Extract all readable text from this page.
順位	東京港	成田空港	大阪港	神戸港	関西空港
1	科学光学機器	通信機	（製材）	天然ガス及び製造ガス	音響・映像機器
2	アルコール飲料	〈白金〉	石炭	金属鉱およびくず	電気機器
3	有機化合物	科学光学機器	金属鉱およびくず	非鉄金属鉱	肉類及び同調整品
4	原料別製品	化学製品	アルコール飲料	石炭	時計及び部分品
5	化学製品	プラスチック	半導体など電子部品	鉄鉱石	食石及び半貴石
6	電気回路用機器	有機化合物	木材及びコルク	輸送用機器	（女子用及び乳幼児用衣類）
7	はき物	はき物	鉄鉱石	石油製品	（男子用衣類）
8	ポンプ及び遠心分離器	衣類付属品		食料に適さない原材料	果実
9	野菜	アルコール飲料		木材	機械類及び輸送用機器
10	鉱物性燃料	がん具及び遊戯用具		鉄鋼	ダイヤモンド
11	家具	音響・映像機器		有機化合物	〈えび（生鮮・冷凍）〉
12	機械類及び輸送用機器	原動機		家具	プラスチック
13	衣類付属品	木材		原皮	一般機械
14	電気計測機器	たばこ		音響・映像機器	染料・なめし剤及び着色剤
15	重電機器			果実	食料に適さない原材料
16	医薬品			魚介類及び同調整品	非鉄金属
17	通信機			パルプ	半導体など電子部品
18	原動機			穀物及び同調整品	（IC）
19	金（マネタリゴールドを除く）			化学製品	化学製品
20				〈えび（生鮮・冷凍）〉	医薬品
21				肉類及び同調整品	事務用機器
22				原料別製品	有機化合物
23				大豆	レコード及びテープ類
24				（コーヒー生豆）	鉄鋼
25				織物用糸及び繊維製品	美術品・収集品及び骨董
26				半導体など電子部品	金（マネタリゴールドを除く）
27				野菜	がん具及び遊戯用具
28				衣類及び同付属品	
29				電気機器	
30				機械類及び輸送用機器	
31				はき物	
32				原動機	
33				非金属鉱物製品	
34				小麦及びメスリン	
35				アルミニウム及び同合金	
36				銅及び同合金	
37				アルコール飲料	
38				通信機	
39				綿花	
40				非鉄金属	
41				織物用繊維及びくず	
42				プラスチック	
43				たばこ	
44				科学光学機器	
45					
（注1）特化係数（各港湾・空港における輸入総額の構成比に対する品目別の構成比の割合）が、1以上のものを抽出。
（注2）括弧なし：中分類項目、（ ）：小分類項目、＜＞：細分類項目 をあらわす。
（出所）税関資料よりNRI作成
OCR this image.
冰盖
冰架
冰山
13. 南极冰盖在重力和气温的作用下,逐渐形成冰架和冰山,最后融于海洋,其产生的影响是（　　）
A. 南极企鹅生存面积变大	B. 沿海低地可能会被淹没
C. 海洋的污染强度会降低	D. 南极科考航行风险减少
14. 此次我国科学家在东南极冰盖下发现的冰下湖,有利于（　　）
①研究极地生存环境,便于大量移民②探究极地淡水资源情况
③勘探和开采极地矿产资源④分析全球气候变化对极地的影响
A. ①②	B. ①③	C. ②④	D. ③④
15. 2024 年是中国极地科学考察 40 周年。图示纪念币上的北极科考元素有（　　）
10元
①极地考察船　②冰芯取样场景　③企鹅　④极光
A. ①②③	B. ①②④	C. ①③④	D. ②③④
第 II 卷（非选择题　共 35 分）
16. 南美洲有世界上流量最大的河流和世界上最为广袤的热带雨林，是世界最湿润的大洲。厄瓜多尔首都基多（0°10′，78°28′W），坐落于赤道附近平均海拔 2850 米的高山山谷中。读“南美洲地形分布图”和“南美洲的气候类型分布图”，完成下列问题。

▶ _Short exercise_
Return each line with "肉類及び同調整品".

▶ _The reply_
3	有機化合物	科学光学機器	金属鉱およびくず	非鉄金属鉱	肉類及び同調整品
21				肉類及び同調整品	事務用機器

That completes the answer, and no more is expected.